(Dataset records)
****************************************

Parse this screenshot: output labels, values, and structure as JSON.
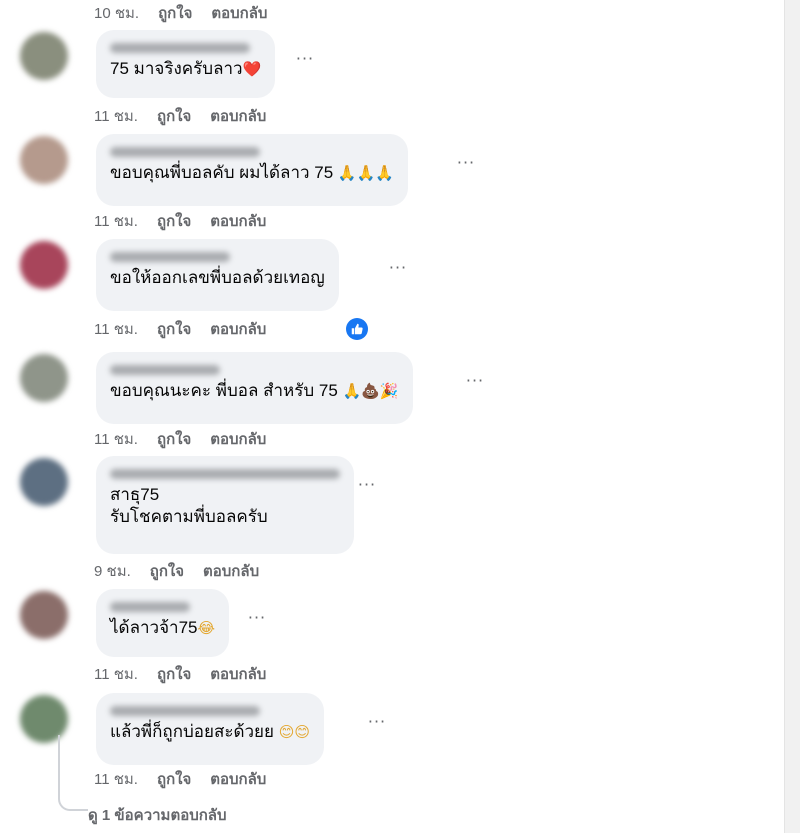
{
  "colors": {
    "bubble": "#f0f2f5",
    "meta_text": "#65676b",
    "like_blue": "#1877f2",
    "heart_red": "#e41e3f"
  },
  "top_meta": {
    "time": "10 ชม.",
    "like": "ถูกใจ",
    "reply": "ตอบกลับ"
  },
  "comments": [
    {
      "lines": [
        "75 มาจริงครับลาว"
      ],
      "emoji": "❤️",
      "time": "11 ชม.",
      "like": "ถูกใจ",
      "reply": "ตอบกลับ"
    },
    {
      "lines": [
        "ขอบคุณพี่บอลคับ ผมได้ลาว 75"
      ],
      "emoji": "🙏🙏🙏",
      "time": "11 ชม.",
      "like": "ถูกใจ",
      "reply": "ตอบกลับ"
    },
    {
      "lines": [
        "ขอให้ออกเลขพี่บอลด้วยเทอญ"
      ],
      "emoji": "",
      "time": "11 ชม.",
      "like": "ถูกใจ",
      "reply": "ตอบกลับ",
      "reaction_icon": "like-icon"
    },
    {
      "lines": [
        "ขอบคุณนะคะ พี่บอล สำหรับ 75"
      ],
      "emoji": "🙏💩🎉",
      "time": "11 ชม.",
      "like": "ถูกใจ",
      "reply": "ตอบกลับ"
    },
    {
      "lines": [
        "สาธุ75",
        "รับโชคตามพี่บอลครับ"
      ],
      "emoji": "",
      "time": "9 ชม.",
      "like": "ถูกใจ",
      "reply": "ตอบกลับ"
    },
    {
      "lines": [
        "ได้ลาวจ้า75"
      ],
      "emoji": "😂",
      "time": "11 ชม.",
      "like": "ถูกใจ",
      "reply": "ตอบกลับ"
    },
    {
      "lines": [
        "แล้วพี่ก็ถูกบ่อยสะด้วยย"
      ],
      "emoji": "😊😊",
      "time": "11 ชม.",
      "like": "ถูกใจ",
      "reply": "ตอบกลับ"
    }
  ],
  "more_icon": "more-horizontal-icon",
  "view_replies": "ดู 1 ข้อความตอบกลับ"
}
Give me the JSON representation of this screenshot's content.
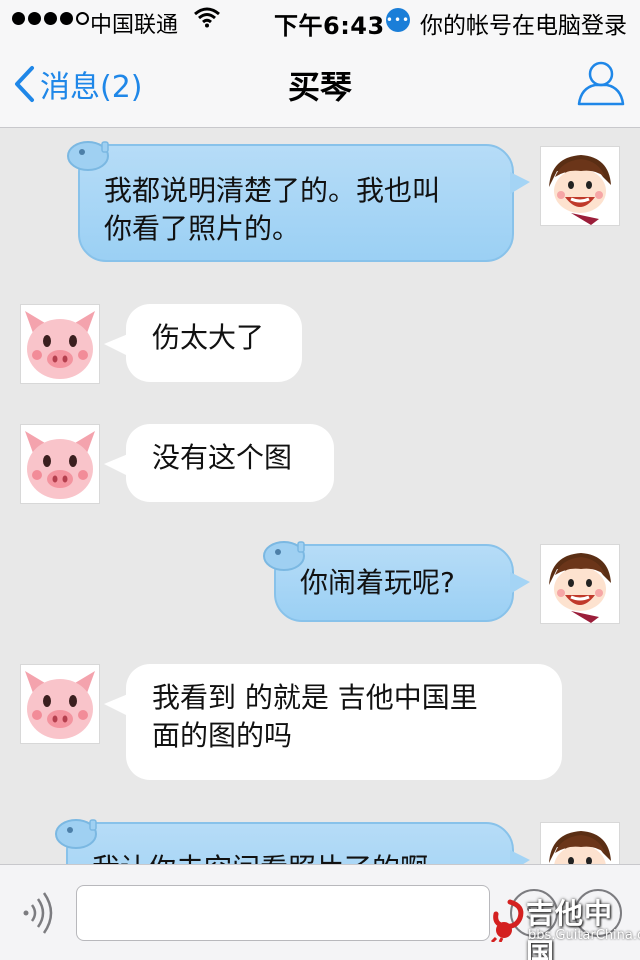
{
  "status_bar": {
    "carrier": "中国联通",
    "time": "下午6:43",
    "notification": "你的帐号在电脑登录",
    "signal_bars_filled": 4,
    "signal_bars_total": 5
  },
  "nav": {
    "back_label": "消息(2)",
    "title": "买琴",
    "accent_color": "#1f87e8"
  },
  "messages": [
    {
      "from": "me",
      "avatar": "cartoon-boy",
      "text": "我都说明清楚了的。我也叫\n你看了照片的。"
    },
    {
      "from": "other",
      "avatar": "cartoon-pig",
      "text": "伤太大了"
    },
    {
      "from": "other",
      "avatar": "cartoon-pig",
      "text": "没有这个图"
    },
    {
      "from": "me",
      "avatar": "cartoon-boy",
      "text": "你闹着玩呢?"
    },
    {
      "from": "other",
      "avatar": "cartoon-pig",
      "text": "我看到 的就是 吉他中国里\n面的图的吗"
    },
    {
      "from": "me",
      "avatar": "cartoon-boy",
      "text": "我让你去空间看照片了的啊"
    }
  ],
  "input_bar": {
    "placeholder": "",
    "voice_icon": "voice-icon",
    "emoji_icon": "emoji-icon",
    "plus_icon": "plus-icon"
  },
  "watermark": {
    "text": "吉他中国",
    "url": "bbs.GuitarChina.com"
  },
  "colors": {
    "chat_background": "#e8e8e8",
    "outgoing_bubble": "#a4d4f5",
    "incoming_bubble": "#ffffff"
  }
}
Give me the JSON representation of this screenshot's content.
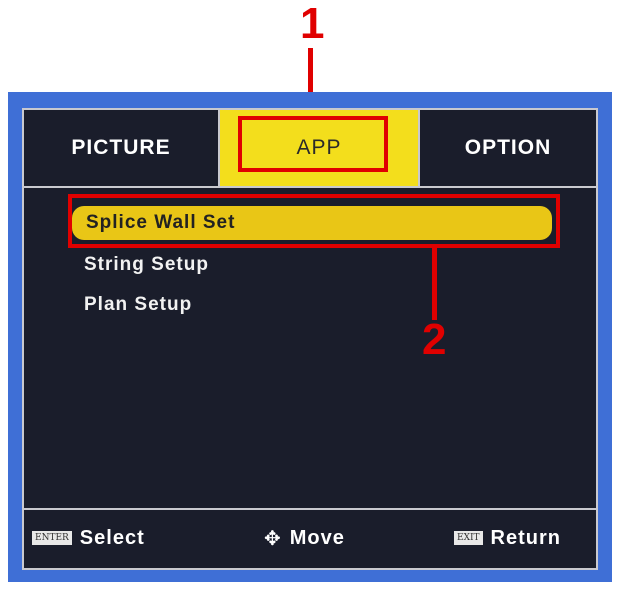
{
  "callouts": {
    "one": "1",
    "two": "2"
  },
  "tabs": [
    {
      "label": "PICTURE",
      "selected": false
    },
    {
      "label": "APP",
      "selected": true
    },
    {
      "label": "OPTION",
      "selected": false
    }
  ],
  "menu": {
    "items": [
      {
        "label": "Splice Wall Set",
        "selected": true
      },
      {
        "label": "String Setup",
        "selected": false
      },
      {
        "label": "Plan Setup",
        "selected": false
      }
    ]
  },
  "footer": {
    "select": {
      "key": "ENTER",
      "label": "Select"
    },
    "move": {
      "icon": "dpad-arrows-icon",
      "glyph": "✥",
      "label": "Move"
    },
    "return": {
      "key": "EXIT",
      "label": "Return"
    }
  },
  "colors": {
    "frame_blue": "#3f6fd6",
    "osd_background": "#1a1d2b",
    "tab_highlight": "#f3de1c",
    "item_highlight": "#e9c616",
    "annotation_red": "#e00000"
  }
}
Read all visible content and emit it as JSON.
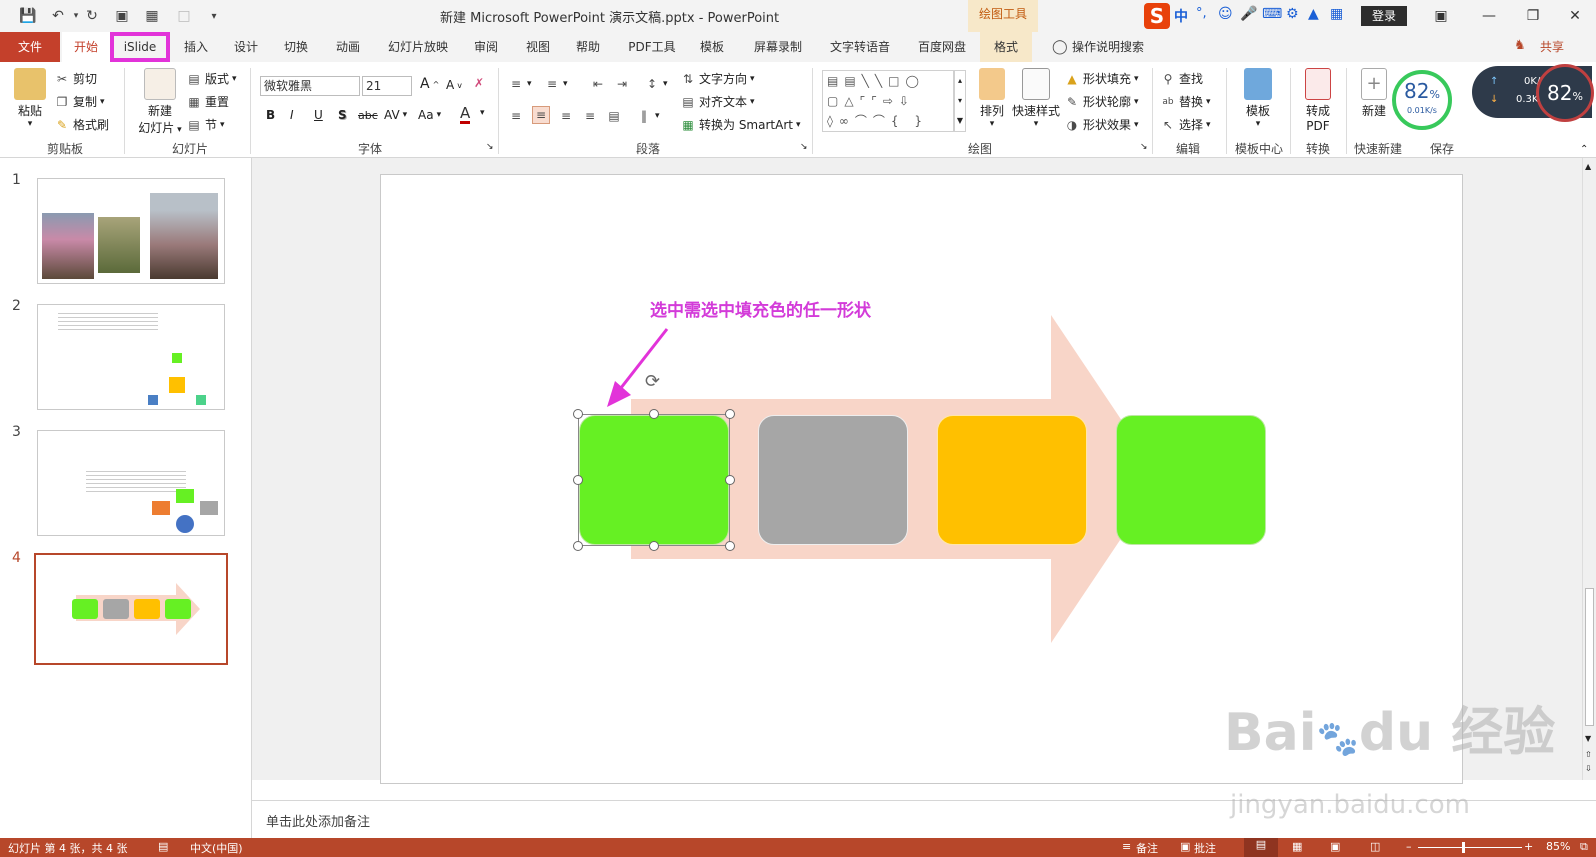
{
  "window": {
    "title": "新建 Microsoft PowerPoint 演示文稿.pptx  -  PowerPoint",
    "contextual_tab_group": "绘图工具",
    "login": "登录",
    "share": "共享"
  },
  "tabs": [
    {
      "label": "文件"
    },
    {
      "label": "开始"
    },
    {
      "label": "iSlide"
    },
    {
      "label": "插入"
    },
    {
      "label": "设计"
    },
    {
      "label": "切换"
    },
    {
      "label": "动画"
    },
    {
      "label": "幻灯片放映"
    },
    {
      "label": "审阅"
    },
    {
      "label": "视图"
    },
    {
      "label": "帮助"
    },
    {
      "label": "PDF工具"
    },
    {
      "label": "模板"
    },
    {
      "label": "屏幕录制"
    },
    {
      "label": "文字转语音"
    },
    {
      "label": "百度网盘"
    },
    {
      "label": "格式"
    }
  ],
  "tell_me": "操作说明搜索",
  "ribbon": {
    "clipboard": {
      "label": "剪贴板",
      "paste": "粘贴",
      "cut": "剪切",
      "copy": "复制",
      "format_painter": "格式刷"
    },
    "slides": {
      "label": "幻灯片",
      "new_slide": "新建",
      "new_slide2": "幻灯片",
      "layout": "版式",
      "reset": "重置",
      "section": "节"
    },
    "font": {
      "label": "字体",
      "font_name": "微软雅黑",
      "font_size": "21",
      "bold": "B",
      "italic": "I",
      "underline": "U",
      "shadow": "S",
      "strike": "abc",
      "spacing": "AV",
      "case": "Aa",
      "color": "A",
      "grow": "A",
      "shrink": "A"
    },
    "paragraph": {
      "label": "段落",
      "text_direction": "文字方向",
      "align_text": "对齐文本",
      "smartart": "转换为 SmartArt"
    },
    "drawing": {
      "label": "绘图",
      "arrange": "排列",
      "quick_styles": "快速样式",
      "shape_fill": "形状填充",
      "shape_outline": "形状轮廓",
      "shape_effects": "形状效果"
    },
    "editing": {
      "label": "编辑",
      "find": "查找",
      "replace": "替换",
      "select": "选择"
    },
    "template_center": {
      "label": "模板中心",
      "templates": "模板"
    },
    "convert": {
      "label": "转换",
      "to_pdf1": "转成",
      "to_pdf2": "PDF"
    },
    "quick_new": {
      "label": "快速新建",
      "new": "新建"
    },
    "save": {
      "label": "保存"
    }
  },
  "speed_widget": {
    "percent": "82",
    "pct_sign": "%",
    "rate": "0.01K/s",
    "up": "0K/s",
    "down": "0.3K/s",
    "percent2": "82",
    "pct_sign2": "%"
  },
  "thumbnails": [
    {
      "num": "1"
    },
    {
      "num": "2"
    },
    {
      "num": "3"
    },
    {
      "num": "4"
    }
  ],
  "slide": {
    "annotation": "选中需选中填充色的任一形状",
    "colors": {
      "green": "#66f023",
      "gray": "#a6a6a6",
      "yellow": "#ffc000",
      "arrow": "#f8d5c8"
    }
  },
  "notes_placeholder": "单击此处添加备注",
  "status": {
    "slide_info": "幻灯片 第 4 张，共 4 张",
    "language": "中文(中国)",
    "notes": "备注",
    "comments": "批注",
    "zoom": "85%"
  },
  "watermark": {
    "brand": "Bai",
    "brand2": "du",
    "cn": "经验",
    "url": "jingyan.baidu.com"
  }
}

****************************************

Exercise description - Write out every entry again word for word, without any of the pictures.

Result for this task -
Parse this screenshot: output labels, values, and structure as JSON.
{
  "colors": {
    "bubble": "#f0f2f5",
    "meta_text": "#65676b",
    "like_blue": "#1877f2",
    "heart_red": "#e41e3f"
  },
  "top_meta": {
    "time": "10 ชม.",
    "like": "ถูกใจ",
    "reply": "ตอบกลับ"
  },
  "comments": [
    {
      "lines": [
        "75 มาจริงครับลาว"
      ],
      "emoji": "❤️",
      "time": "11 ชม.",
      "like": "ถูกใจ",
      "reply": "ตอบกลับ"
    },
    {
      "lines": [
        "ขอบคุณพี่บอลคับ ผมได้ลาว 75"
      ],
      "emoji": "🙏🙏🙏",
      "time": "11 ชม.",
      "like": "ถูกใจ",
      "reply": "ตอบกลับ"
    },
    {
      "lines": [
        "ขอให้ออกเลขพี่บอลด้วยเทอญ"
      ],
      "emoji": "",
      "time": "11 ชม.",
      "like": "ถูกใจ",
      "reply": "ตอบกลับ",
      "reaction_icon": "like-icon"
    },
    {
      "lines": [
        "ขอบคุณนะคะ พี่บอล สำหรับ 75"
      ],
      "emoji": "🙏💩🎉",
      "time": "11 ชม.",
      "like": "ถูกใจ",
      "reply": "ตอบกลับ"
    },
    {
      "lines": [
        "สาธุ75",
        "รับโชคตามพี่บอลครับ"
      ],
      "emoji": "",
      "time": "9 ชม.",
      "like": "ถูกใจ",
      "reply": "ตอบกลับ"
    },
    {
      "lines": [
        "ได้ลาวจ้า75"
      ],
      "emoji": "😂",
      "time": "11 ชม.",
      "like": "ถูกใจ",
      "reply": "ตอบกลับ"
    },
    {
      "lines": [
        "แล้วพี่ก็ถูกบ่อยสะด้วยย"
      ],
      "emoji": "😊😊",
      "time": "11 ชม.",
      "like": "ถูกใจ",
      "reply": "ตอบกลับ"
    }
  ],
  "more_icon": "more-horizontal-icon",
  "view_replies": "ดู 1 ข้อความตอบกลับ"
}
Give me the JSON representation of this screenshot's content.
{
  "status_bar": {
    "carrier": "中国联通",
    "time": "下午6:43",
    "notification": "你的帐号在电脑登录",
    "signal_bars_filled": 4,
    "signal_bars_total": 5
  },
  "nav": {
    "back_label": "消息(2)",
    "title": "买琴",
    "accent_color": "#1f87e8"
  },
  "messages": [
    {
      "from": "me",
      "avatar": "cartoon-boy",
      "text": "我都说明清楚了的。我也叫\n你看了照片的。"
    },
    {
      "from": "other",
      "avatar": "cartoon-pig",
      "text": "伤太大了"
    },
    {
      "from": "other",
      "avatar": "cartoon-pig",
      "text": "没有这个图"
    },
    {
      "from": "me",
      "avatar": "cartoon-boy",
      "text": "你闹着玩呢?"
    },
    {
      "from": "other",
      "avatar": "cartoon-pig",
      "text": "我看到 的就是 吉他中国里\n面的图的吗"
    },
    {
      "from": "me",
      "avatar": "cartoon-boy",
      "text": "我让你去空间看照片了的啊"
    }
  ],
  "input_bar": {
    "placeholder": "",
    "voice_icon": "voice-icon",
    "emoji_icon": "emoji-icon",
    "plus_icon": "plus-icon"
  },
  "watermark": {
    "text": "吉他中国",
    "url": "bbs.GuitarChina.com"
  },
  "colors": {
    "chat_background": "#e8e8e8",
    "outgoing_bubble": "#a4d4f5",
    "incoming_bubble": "#ffffff"
  }
}
Give me the JSON representation of this screenshot's content.
{
  "callouts": {
    "one": "1",
    "two": "2"
  },
  "tabs": [
    {
      "label": "PICTURE",
      "selected": false
    },
    {
      "label": "APP",
      "selected": true
    },
    {
      "label": "OPTION",
      "selected": false
    }
  ],
  "menu": {
    "items": [
      {
        "label": "Splice Wall Set",
        "selected": true
      },
      {
        "label": "String Setup",
        "selected": false
      },
      {
        "label": "Plan Setup",
        "selected": false
      }
    ]
  },
  "footer": {
    "select": {
      "key": "ENTER",
      "label": "Select"
    },
    "move": {
      "icon": "dpad-arrows-icon",
      "glyph": "✥",
      "label": "Move"
    },
    "return": {
      "key": "EXIT",
      "label": "Return"
    }
  },
  "colors": {
    "frame_blue": "#3f6fd6",
    "osd_background": "#1a1d2b",
    "tab_highlight": "#f3de1c",
    "item_highlight": "#e9c616",
    "annotation_red": "#e00000"
  }
}
Read all visible content and emit it as JSON.
{
  "window": {
    "title": "新建 Microsoft PowerPoint 演示文稿.pptx  -  PowerPoint",
    "contextual_tab_group": "绘图工具",
    "login": "登录",
    "share": "共享"
  },
  "tabs": [
    {
      "label": "文件"
    },
    {
      "label": "开始"
    },
    {
      "label": "iSlide"
    },
    {
      "label": "插入"
    },
    {
      "label": "设计"
    },
    {
      "label": "切换"
    },
    {
      "label": "动画"
    },
    {
      "label": "幻灯片放映"
    },
    {
      "label": "审阅"
    },
    {
      "label": "视图"
    },
    {
      "label": "帮助"
    },
    {
      "label": "PDF工具"
    },
    {
      "label": "模板"
    },
    {
      "label": "屏幕录制"
    },
    {
      "label": "文字转语音"
    },
    {
      "label": "百度网盘"
    },
    {
      "label": "格式"
    }
  ],
  "tell_me": "操作说明搜索",
  "ribbon": {
    "clipboard": {
      "label": "剪贴板",
      "paste": "粘贴",
      "cut": "剪切",
      "copy": "复制",
      "format_painter": "格式刷"
    },
    "slides": {
      "label": "幻灯片",
      "new_slide": "新建",
      "new_slide2": "幻灯片",
      "layout": "版式",
      "reset": "重置",
      "section": "节"
    },
    "font": {
      "label": "字体",
      "font_name": "微软雅黑",
      "font_size": "21",
      "bold": "B",
      "italic": "I",
      "underline": "U",
      "shadow": "S",
      "strike": "abc",
      "spacing": "AV",
      "case": "Aa",
      "color": "A",
      "grow": "A",
      "shrink": "A"
    },
    "paragraph": {
      "label": "段落",
      "text_direction": "文字方向",
      "align_text": "对齐文本",
      "smartart": "转换为 SmartArt"
    },
    "drawing": {
      "label": "绘图",
      "arrange": "排列",
      "quick_styles": "快速样式",
      "shape_fill": "形状填充",
      "shape_outline": "形状轮廓",
      "shape_effects": "形状效果"
    },
    "editing": {
      "label": "编辑",
      "find": "查找",
      "replace": "替换",
      "select": "选择"
    },
    "template_center": {
      "label": "模板中心",
      "templates": "模板"
    },
    "convert": {
      "label": "转换",
      "to_pdf1": "转成",
      "to_pdf2": "PDF"
    },
    "quick_new": {
      "label": "快速新建",
      "new": "新建"
    },
    "save": {
      "label": "保存"
    }
  },
  "speed_widget": {
    "percent": "82",
    "pct_sign": "%",
    "rate": "0.01K/s",
    "up": "0K/s",
    "down": "0.3K/s",
    "percent2": "82",
    "pct_sign2": "%"
  },
  "thumbnails": [
    {
      "num": "1"
    },
    {
      "num": "2"
    },
    {
      "num": "3"
    },
    {
      "num": "4"
    }
  ],
  "slide": {
    "annotation": "选中需选中填充色的任一形状",
    "colors": {
      "green": "#66f023",
      "gray": "#a6a6a6",
      "yellow": "#ffc000",
      "arrow": "#f8d5c8"
    }
  },
  "notes_placeholder": "单击此处添加备注",
  "status": {
    "slide_info": "幻灯片 第 4 张，共 4 张",
    "language": "中文(中国)",
    "notes": "备注",
    "comments": "批注",
    "zoom": "85%"
  },
  "watermark": {
    "brand": "Bai",
    "brand2": "du",
    "cn": "经验",
    "url": "jingyan.baidu.com"
  }
}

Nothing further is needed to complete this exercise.